Extracto seleccionado —
Transformación del control interno y cierre de brechas técnicas
Empresas Municipales de Cali (EMCALI) ha iniciado una fase crítica de intervención en sus procesos de control y calidad, orientada a resolver las deficiencias estructurales en la prestación de servicios públicos. Esta estrategia no se limita a la supervisión rutinaria, sino que establece un modelo de mejora continua para reducir los tiempos de respuesta y garantizar la eficiencia operativa en las unidades de energía, acueducto y alcantarillado.
Ejes de la solución operativa
La administración ha diseñado un cronograma de actividades específicas que buscan el cierre de brechas técnicas y administrativas. Los puntos principales incluyen:
- Auditoría de Procesos Críticos: Se realiza un seguimiento riguroso a las estaciones de bombeo y subestaciones eléctricas para identificar puntos de falla recurrentes.

Completa lo siguiente —
A: Resume en menos palabras el párrafo del extracto sobre EMCALI que empieza con "Empresas Municipales de Cali (EMCALI) ha iniciado", sin omitir sus datos principales.
B: Según el extracto sobre EMCALI, ¿con qué propósito se hace un seguimiento riguroso a las estaciones de bombeo y a las subestaciones eléctricas? Responde en una a tres oraciones.
C: Prosigue el extracto sobre EMCALI a partir de su última línea.

(Datos de segmentación de la página)

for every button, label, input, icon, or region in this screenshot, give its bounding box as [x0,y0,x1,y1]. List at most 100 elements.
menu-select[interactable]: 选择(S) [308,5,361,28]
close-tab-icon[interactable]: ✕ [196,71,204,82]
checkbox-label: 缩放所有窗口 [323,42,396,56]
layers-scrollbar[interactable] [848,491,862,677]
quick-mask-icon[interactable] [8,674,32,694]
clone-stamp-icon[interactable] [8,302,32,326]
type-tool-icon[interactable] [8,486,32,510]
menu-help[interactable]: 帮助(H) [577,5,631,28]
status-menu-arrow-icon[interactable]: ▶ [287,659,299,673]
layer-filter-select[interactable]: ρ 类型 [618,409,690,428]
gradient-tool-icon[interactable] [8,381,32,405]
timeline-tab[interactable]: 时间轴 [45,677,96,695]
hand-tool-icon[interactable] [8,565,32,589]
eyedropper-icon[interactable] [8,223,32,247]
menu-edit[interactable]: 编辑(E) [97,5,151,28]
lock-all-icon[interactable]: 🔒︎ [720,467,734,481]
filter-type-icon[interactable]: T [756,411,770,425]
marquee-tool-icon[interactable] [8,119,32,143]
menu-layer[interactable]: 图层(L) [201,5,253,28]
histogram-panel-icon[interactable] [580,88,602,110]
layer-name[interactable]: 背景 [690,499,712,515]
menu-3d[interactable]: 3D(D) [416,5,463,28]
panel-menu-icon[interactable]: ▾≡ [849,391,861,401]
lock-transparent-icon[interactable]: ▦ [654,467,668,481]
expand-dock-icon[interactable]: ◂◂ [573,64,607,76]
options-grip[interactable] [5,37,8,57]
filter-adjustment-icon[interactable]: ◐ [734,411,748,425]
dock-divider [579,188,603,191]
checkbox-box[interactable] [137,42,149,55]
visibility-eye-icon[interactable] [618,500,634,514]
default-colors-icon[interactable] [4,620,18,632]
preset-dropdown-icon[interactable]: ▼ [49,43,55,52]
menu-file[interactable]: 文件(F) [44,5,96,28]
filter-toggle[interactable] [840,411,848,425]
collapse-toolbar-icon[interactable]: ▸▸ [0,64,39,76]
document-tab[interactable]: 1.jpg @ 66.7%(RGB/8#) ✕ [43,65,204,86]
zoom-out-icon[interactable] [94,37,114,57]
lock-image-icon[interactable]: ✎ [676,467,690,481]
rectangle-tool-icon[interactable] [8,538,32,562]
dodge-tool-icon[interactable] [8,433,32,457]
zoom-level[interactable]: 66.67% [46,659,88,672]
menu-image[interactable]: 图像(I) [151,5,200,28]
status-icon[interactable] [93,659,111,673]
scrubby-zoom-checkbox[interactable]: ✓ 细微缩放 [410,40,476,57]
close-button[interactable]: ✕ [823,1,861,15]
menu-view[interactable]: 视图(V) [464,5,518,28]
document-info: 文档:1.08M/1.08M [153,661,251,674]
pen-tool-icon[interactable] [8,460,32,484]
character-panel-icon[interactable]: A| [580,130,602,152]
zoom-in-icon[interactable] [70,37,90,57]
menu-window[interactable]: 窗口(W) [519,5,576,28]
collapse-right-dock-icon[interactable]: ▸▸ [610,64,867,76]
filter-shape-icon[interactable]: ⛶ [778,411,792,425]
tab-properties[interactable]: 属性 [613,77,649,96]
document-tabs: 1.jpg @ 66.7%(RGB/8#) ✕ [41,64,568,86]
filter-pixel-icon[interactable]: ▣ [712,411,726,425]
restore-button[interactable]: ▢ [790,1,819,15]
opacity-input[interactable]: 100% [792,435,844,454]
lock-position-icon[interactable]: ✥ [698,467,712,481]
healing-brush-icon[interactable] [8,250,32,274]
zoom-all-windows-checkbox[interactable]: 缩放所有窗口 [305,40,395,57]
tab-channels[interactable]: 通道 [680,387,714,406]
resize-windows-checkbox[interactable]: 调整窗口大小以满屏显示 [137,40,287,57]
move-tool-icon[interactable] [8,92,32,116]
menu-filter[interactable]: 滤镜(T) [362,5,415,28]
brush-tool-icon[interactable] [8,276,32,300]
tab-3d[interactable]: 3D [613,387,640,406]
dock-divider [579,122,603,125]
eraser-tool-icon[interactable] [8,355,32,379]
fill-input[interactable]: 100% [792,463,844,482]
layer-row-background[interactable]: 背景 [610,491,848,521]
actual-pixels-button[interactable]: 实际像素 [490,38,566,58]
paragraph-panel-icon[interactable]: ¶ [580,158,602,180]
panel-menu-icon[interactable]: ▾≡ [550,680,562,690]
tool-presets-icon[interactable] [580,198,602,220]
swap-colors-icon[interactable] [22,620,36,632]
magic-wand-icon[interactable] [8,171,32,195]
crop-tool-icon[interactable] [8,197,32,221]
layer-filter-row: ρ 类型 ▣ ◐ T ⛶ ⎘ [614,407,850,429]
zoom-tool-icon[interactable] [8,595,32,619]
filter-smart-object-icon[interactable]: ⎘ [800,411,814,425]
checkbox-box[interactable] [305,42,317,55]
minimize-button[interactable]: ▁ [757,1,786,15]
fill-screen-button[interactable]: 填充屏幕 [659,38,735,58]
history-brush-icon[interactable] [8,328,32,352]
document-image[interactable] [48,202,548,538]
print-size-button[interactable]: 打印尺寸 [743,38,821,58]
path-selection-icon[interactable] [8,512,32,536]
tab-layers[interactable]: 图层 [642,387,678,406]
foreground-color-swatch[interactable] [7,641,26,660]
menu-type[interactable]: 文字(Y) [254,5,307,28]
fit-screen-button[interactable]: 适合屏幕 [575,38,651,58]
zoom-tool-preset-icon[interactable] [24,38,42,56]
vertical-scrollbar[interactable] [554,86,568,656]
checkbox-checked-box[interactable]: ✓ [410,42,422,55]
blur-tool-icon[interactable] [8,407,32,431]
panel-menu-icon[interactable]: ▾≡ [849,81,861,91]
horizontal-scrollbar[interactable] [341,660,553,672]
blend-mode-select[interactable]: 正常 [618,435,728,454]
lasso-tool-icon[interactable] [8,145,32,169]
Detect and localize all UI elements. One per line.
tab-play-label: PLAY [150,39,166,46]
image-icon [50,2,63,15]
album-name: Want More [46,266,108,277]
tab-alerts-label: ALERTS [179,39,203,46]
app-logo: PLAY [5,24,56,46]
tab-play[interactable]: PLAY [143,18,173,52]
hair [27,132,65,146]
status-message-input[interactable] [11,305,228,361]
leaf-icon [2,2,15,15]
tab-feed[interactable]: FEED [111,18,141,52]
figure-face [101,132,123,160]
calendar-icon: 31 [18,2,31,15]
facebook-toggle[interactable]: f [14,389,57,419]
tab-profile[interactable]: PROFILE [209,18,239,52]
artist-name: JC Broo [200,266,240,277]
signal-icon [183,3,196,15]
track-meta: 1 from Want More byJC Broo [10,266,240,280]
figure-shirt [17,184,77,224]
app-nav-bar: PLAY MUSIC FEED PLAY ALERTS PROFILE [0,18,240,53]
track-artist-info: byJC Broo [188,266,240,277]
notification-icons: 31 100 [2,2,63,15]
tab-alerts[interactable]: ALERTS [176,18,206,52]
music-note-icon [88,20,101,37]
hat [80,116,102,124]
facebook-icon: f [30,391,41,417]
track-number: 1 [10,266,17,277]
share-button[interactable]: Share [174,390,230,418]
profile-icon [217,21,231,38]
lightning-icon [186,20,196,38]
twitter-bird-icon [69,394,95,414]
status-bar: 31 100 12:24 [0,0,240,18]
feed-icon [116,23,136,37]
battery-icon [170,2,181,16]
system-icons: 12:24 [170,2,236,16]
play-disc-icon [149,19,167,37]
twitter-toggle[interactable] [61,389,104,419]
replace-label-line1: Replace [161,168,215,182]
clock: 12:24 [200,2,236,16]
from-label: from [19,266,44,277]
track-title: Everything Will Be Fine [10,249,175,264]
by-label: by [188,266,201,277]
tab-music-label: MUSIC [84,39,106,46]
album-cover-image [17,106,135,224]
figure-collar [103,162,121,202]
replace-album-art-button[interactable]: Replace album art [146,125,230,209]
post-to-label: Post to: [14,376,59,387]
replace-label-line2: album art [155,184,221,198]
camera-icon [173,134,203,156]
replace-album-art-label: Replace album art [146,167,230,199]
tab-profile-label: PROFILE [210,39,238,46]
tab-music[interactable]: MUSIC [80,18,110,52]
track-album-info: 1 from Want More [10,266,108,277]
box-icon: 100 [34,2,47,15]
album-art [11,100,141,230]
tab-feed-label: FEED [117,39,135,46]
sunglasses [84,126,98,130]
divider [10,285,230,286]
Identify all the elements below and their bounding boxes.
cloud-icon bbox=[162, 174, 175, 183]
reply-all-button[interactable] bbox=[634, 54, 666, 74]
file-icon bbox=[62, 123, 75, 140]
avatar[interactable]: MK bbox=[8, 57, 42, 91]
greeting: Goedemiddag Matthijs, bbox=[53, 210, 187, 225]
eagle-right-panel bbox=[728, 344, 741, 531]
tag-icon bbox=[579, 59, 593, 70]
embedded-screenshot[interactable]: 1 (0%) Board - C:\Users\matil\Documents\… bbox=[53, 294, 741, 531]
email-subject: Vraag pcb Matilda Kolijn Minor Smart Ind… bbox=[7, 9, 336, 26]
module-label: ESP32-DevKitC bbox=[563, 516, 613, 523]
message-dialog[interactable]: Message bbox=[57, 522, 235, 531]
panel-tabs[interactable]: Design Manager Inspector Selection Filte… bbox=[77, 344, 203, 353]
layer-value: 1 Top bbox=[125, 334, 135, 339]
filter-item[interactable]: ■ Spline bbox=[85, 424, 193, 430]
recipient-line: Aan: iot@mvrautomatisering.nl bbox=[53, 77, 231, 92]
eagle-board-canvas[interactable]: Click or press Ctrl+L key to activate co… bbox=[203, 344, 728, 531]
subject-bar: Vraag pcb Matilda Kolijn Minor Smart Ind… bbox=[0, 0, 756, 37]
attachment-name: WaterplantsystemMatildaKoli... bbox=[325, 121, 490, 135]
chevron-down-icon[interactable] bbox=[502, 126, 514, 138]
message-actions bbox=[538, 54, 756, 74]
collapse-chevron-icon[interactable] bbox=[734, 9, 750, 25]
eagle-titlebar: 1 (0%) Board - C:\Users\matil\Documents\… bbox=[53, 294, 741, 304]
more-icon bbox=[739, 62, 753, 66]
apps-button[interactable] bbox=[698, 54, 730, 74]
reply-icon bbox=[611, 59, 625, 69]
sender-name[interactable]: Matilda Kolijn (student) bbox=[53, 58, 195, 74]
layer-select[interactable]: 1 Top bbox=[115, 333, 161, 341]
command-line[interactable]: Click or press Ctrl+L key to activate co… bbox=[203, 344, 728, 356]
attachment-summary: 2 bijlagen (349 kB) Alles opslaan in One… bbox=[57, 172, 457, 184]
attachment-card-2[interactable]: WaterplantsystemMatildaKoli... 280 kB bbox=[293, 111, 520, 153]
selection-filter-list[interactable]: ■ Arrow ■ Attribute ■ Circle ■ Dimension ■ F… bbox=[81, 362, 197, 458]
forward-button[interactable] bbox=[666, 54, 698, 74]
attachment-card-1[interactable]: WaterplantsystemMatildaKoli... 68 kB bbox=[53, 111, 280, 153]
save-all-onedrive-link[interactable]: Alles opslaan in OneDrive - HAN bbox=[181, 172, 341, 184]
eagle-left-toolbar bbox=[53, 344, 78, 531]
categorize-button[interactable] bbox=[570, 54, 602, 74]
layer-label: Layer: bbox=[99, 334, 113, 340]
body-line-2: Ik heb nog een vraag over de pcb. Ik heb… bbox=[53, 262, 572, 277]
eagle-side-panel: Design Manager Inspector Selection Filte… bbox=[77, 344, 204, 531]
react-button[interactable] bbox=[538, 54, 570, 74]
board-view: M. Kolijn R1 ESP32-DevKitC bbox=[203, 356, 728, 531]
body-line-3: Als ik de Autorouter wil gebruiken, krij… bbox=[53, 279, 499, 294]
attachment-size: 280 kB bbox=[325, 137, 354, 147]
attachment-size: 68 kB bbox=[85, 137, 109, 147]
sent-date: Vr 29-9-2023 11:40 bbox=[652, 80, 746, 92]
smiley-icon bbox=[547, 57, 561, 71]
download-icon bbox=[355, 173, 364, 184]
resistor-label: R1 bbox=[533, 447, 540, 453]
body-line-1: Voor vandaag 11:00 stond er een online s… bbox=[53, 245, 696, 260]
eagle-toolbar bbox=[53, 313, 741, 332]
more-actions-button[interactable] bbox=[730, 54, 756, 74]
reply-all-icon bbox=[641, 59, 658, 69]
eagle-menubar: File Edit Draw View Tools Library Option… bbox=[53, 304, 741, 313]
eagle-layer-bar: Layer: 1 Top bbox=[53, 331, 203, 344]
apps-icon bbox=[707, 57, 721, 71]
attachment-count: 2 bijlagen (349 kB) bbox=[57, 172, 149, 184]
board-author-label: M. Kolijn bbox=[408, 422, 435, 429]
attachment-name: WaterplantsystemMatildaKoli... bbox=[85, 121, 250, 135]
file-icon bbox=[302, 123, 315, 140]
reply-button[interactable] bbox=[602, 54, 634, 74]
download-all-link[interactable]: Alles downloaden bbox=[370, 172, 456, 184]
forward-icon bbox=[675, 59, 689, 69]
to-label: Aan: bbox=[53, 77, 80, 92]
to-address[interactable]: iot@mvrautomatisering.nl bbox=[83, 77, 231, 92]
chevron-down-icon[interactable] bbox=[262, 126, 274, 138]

Lista de respuestas —
A: EMCALI inició una fase crítica de intervención en sus procesos de control y calidad para resolver deficiencias estructurales en los servicios públicos. La estrategia va más allá de la supervisión rutinaria. Establece un modelo de mejora continua que busca reducir los tiempos de respuesta y asegurar la eficiencia operativa en energía, acueducto y alcantarillado.

B: El seguimiento riguroso a las estaciones de bombeo y a las subestaciones eléctricas sirve para identificar los puntos de falla recurrentes. Forma parte de la auditoría de procesos críticos.

C:
- Protocolos de Cierre: Implementación de metodologías que aseguran que cada reparación o mantenimiento cumpla con estándares técnicos internacionales antes de ser entregado formalmente.
- Monitoreo en Tiempo Real: Integración de herramientas digitales para supervisar la calidad del agua y la estabilidad del flujo eléctrico, permitiendo una reacción inmediata ante contingencias.
Ciclo de mejora continua
El núcleo de esta iniciativa es el ciclo de Planear, Hacer, Verificar y Actuar (PHVA). Bajo este esquema, EMCALI busca que cada incidencia reportada por los usuarios se convierta en un dato útil para prevenir futuros daños.
El objetivo central es la optimización del gasto operativo y la recuperación de la confianza del ciudadano mediante resultados medibles en la continuidad del servicio.
Resultados esperados a corto plazo
- Reducción de pérdidas técnicas: Disminución del desperdicio en las redes de distribución de agua potable.
- Estandarización de servicios: Unificación de los criterios de calidad en todas las comunas de la ciudad.
- Transparencia institucional: Reportes periódicos sobre el avance de las obras y el estado de la infraestructura básica.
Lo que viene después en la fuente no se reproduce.